## START

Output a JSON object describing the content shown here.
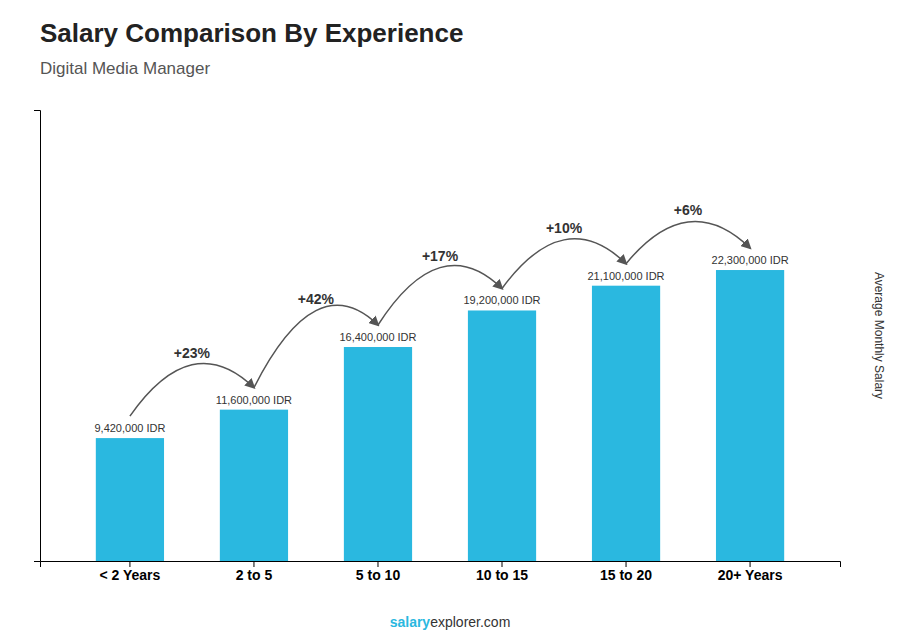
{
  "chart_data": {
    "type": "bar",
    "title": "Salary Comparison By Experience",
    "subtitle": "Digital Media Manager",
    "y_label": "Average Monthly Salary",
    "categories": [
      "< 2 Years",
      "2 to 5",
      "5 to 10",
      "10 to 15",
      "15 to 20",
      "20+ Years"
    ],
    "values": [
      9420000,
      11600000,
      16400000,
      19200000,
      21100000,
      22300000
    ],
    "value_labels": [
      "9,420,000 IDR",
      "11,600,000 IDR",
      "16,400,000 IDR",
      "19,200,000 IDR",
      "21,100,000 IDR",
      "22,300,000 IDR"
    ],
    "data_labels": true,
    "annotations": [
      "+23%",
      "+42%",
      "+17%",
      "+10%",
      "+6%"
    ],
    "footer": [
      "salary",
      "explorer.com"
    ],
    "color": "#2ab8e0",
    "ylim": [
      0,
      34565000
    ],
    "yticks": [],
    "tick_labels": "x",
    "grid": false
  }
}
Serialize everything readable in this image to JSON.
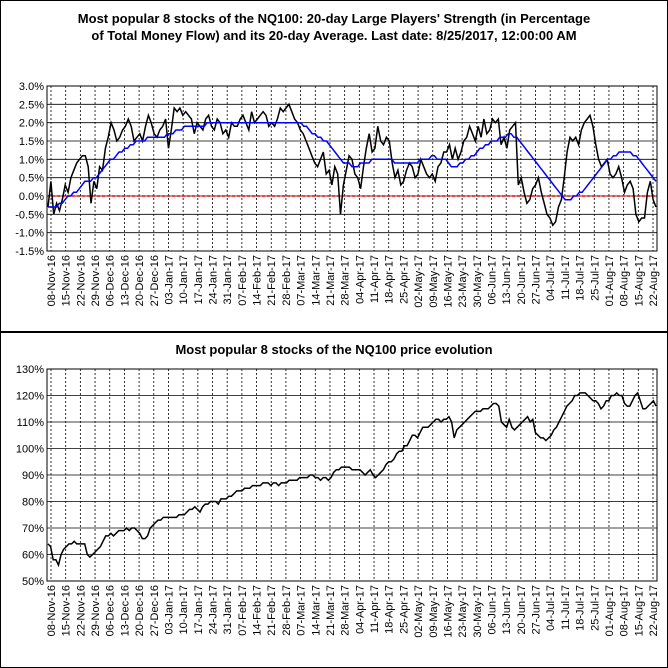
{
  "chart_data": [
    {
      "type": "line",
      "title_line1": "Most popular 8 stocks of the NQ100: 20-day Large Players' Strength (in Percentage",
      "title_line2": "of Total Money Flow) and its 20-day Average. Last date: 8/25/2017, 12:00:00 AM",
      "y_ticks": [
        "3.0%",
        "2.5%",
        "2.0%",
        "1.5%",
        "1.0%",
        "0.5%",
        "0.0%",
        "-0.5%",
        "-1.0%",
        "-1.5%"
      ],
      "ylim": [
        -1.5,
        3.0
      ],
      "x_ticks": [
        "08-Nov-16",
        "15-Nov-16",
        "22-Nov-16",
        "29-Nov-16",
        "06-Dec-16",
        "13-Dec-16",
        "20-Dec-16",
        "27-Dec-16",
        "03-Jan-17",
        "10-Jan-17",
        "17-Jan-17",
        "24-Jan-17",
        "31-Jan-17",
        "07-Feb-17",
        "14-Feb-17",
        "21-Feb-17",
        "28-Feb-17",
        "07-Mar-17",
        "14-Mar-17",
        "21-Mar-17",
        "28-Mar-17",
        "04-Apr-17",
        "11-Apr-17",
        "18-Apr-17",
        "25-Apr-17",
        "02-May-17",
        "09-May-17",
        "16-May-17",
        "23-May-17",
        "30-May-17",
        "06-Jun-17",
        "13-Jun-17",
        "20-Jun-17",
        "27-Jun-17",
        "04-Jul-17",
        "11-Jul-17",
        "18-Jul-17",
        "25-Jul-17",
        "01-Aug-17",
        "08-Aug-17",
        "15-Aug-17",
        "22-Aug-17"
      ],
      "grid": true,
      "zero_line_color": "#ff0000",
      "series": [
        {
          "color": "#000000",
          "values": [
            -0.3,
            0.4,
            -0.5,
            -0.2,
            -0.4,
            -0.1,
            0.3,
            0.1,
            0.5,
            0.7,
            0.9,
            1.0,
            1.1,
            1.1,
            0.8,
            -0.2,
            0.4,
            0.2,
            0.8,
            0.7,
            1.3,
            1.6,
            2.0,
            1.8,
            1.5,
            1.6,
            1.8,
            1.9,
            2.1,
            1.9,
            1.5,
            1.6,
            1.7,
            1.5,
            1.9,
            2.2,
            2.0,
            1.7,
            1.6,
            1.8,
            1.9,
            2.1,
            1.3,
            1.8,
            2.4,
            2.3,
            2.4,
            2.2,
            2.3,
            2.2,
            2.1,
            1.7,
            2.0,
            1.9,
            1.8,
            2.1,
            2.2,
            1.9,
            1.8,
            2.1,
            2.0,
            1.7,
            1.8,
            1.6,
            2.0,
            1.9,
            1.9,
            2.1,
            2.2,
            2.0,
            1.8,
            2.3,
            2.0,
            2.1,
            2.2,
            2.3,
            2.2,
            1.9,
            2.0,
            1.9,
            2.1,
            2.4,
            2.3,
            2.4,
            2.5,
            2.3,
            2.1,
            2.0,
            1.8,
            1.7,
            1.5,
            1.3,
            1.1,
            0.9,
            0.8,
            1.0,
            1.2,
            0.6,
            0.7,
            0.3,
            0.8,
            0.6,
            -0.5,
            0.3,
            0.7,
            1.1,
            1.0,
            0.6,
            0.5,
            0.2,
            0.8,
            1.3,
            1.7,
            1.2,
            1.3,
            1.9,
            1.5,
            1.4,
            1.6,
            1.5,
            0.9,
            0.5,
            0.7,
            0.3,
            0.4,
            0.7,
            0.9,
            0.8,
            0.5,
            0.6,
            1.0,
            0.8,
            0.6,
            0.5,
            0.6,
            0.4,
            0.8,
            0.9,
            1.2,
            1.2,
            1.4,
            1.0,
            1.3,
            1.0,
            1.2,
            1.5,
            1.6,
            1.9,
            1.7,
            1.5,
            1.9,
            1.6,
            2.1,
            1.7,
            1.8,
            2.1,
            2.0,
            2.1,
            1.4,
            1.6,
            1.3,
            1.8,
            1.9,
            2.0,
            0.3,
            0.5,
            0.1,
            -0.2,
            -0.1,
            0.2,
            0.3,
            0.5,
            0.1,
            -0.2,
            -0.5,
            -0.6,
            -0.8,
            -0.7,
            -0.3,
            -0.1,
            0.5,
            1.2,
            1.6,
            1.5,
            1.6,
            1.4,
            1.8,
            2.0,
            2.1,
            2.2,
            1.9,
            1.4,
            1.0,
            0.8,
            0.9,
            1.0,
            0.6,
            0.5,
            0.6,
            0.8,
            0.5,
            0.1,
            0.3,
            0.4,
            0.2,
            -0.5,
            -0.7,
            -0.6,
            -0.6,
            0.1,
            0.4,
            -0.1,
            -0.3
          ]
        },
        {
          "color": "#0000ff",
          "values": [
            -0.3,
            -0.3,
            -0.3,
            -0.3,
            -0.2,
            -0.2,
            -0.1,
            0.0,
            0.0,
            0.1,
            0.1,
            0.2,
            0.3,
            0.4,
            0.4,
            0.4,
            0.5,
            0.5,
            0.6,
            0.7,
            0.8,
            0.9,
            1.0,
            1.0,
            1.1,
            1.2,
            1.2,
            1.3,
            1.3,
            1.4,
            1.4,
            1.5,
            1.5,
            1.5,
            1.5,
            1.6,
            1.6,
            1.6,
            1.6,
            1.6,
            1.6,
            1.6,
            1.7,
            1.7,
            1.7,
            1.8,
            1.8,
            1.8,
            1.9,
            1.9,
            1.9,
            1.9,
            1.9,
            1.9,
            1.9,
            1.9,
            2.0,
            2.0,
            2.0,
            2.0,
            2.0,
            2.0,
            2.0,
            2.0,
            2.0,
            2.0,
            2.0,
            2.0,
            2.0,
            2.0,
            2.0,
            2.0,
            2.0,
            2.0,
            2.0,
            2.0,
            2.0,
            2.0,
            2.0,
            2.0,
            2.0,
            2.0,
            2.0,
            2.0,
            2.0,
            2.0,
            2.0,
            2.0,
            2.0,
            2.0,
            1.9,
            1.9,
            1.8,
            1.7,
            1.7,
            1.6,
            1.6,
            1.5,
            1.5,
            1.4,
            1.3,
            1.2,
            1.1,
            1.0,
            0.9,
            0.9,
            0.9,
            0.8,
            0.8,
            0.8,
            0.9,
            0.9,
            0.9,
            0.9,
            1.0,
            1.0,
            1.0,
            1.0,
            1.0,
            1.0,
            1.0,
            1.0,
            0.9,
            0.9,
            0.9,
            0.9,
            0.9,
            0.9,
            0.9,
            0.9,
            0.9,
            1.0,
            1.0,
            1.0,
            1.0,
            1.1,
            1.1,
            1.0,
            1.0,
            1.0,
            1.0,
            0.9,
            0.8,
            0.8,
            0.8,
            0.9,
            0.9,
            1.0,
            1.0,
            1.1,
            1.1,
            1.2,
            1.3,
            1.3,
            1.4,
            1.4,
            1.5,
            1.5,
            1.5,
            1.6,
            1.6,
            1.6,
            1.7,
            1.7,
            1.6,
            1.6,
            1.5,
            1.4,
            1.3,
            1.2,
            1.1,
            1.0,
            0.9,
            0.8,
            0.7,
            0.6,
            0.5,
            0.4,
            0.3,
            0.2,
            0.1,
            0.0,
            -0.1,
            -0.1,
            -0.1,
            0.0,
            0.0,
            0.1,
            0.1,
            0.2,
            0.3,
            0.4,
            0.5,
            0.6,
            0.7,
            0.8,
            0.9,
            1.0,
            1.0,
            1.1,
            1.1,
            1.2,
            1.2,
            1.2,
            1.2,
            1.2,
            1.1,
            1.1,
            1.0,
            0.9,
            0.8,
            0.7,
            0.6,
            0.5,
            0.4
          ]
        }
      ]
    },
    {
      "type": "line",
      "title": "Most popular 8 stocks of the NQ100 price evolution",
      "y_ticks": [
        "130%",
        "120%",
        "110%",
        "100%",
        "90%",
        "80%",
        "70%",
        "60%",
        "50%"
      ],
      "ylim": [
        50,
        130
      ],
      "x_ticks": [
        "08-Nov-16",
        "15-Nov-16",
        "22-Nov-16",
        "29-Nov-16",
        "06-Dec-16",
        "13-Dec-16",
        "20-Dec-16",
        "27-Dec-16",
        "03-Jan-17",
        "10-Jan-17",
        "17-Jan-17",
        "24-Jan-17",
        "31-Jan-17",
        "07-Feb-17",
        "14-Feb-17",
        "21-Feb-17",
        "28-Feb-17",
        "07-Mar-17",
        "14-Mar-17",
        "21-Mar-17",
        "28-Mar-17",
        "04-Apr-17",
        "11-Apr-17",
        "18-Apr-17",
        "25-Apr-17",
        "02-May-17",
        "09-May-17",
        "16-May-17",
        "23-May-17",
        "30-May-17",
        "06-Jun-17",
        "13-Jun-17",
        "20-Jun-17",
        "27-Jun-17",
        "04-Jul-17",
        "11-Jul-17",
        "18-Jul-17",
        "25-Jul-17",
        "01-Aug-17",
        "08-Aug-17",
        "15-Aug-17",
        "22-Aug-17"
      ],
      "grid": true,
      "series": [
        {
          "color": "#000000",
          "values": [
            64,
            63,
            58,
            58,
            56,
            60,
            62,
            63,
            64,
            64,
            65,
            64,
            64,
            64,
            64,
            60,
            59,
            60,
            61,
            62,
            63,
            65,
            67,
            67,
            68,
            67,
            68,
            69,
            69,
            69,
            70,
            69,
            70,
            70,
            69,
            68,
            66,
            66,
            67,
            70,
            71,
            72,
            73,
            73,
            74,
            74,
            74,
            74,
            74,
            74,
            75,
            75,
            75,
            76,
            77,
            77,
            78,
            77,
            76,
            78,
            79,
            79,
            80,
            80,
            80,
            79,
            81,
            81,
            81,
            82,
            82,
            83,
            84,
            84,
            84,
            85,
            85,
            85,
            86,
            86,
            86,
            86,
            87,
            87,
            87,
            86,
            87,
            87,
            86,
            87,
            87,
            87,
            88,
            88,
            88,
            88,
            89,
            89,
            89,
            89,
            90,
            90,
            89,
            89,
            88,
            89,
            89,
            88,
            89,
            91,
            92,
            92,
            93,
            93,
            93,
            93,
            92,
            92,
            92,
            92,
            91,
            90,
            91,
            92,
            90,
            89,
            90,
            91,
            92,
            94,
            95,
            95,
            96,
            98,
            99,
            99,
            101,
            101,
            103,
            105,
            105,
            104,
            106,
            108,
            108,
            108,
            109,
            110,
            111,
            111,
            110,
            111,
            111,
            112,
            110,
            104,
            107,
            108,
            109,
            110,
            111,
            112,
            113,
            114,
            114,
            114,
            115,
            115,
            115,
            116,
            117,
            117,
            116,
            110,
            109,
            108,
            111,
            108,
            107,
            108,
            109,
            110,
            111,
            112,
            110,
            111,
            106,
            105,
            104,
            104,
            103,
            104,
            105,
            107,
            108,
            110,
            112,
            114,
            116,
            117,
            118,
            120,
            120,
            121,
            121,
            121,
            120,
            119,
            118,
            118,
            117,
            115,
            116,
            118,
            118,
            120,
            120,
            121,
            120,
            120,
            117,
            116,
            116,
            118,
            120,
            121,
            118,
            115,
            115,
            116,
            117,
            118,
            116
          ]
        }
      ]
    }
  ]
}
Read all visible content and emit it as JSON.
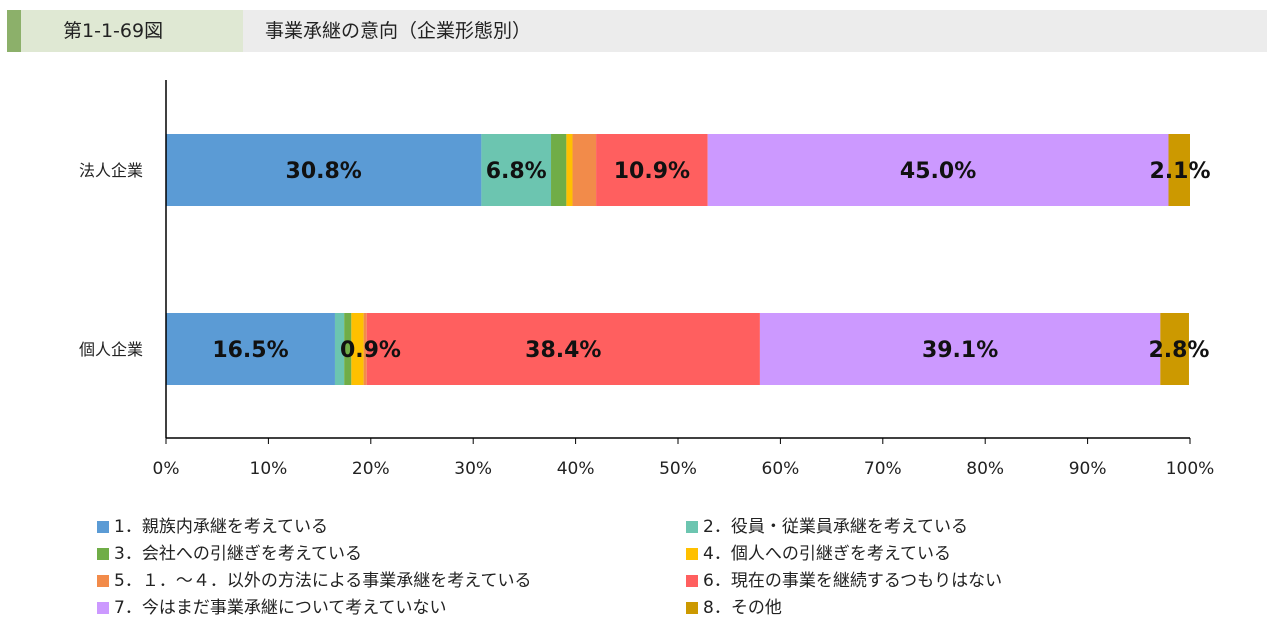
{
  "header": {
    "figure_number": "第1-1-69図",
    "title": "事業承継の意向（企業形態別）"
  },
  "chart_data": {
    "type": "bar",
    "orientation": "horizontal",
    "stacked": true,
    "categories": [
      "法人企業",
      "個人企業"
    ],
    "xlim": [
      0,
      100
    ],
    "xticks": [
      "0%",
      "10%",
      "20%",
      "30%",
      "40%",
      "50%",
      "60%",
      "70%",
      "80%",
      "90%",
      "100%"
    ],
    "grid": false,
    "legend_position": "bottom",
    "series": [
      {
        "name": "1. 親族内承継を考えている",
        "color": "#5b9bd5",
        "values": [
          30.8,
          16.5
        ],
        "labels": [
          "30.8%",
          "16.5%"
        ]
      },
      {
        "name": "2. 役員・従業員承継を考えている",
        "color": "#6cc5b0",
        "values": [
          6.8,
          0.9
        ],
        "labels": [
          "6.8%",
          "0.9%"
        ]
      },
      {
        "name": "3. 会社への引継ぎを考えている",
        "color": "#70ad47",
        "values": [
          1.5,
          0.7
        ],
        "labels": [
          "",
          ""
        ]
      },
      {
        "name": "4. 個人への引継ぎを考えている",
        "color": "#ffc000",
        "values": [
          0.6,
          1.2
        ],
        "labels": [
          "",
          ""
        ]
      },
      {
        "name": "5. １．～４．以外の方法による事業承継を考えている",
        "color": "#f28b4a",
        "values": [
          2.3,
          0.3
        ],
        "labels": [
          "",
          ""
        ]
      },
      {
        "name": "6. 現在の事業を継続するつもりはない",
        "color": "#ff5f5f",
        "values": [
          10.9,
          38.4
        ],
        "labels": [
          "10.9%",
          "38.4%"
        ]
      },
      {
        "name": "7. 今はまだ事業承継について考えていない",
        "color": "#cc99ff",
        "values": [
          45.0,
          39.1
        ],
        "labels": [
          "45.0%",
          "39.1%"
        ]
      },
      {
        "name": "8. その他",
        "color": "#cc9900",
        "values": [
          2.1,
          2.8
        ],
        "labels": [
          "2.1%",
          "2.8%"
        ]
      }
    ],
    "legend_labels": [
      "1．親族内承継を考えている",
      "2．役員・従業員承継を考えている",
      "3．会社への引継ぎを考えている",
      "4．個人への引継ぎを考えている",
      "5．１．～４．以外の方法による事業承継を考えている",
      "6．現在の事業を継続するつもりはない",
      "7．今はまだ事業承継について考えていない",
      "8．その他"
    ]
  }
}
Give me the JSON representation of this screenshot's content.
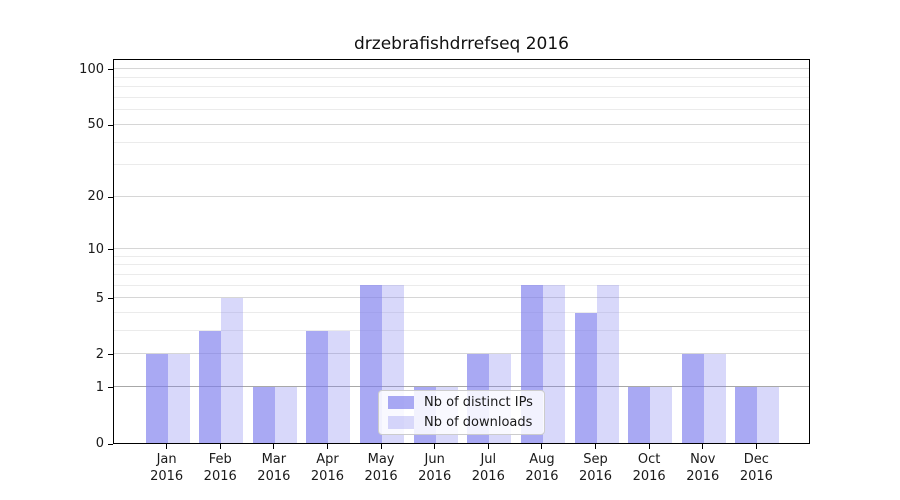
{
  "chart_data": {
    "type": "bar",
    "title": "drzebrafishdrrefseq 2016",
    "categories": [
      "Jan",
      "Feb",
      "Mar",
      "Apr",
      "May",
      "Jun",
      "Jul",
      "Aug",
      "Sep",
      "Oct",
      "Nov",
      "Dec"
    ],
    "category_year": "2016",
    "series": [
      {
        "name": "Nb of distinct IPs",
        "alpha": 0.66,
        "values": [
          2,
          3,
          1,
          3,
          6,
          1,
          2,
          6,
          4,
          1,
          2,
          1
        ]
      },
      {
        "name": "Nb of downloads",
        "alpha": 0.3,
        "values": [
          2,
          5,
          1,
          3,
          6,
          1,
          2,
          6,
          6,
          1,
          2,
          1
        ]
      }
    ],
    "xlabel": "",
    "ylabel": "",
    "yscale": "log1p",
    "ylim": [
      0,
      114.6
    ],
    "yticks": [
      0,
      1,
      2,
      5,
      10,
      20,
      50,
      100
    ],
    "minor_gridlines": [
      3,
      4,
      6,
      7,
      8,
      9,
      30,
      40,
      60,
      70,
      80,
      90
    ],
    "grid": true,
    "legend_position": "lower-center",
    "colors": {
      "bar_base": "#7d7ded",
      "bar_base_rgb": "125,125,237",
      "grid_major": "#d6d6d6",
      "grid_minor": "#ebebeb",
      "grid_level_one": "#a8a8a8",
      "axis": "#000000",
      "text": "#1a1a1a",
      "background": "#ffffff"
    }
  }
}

## END

REQUIREMENTS: Figure out how many lines of the data above include "popular", then give the number and nothing more.

RESPONSE: 2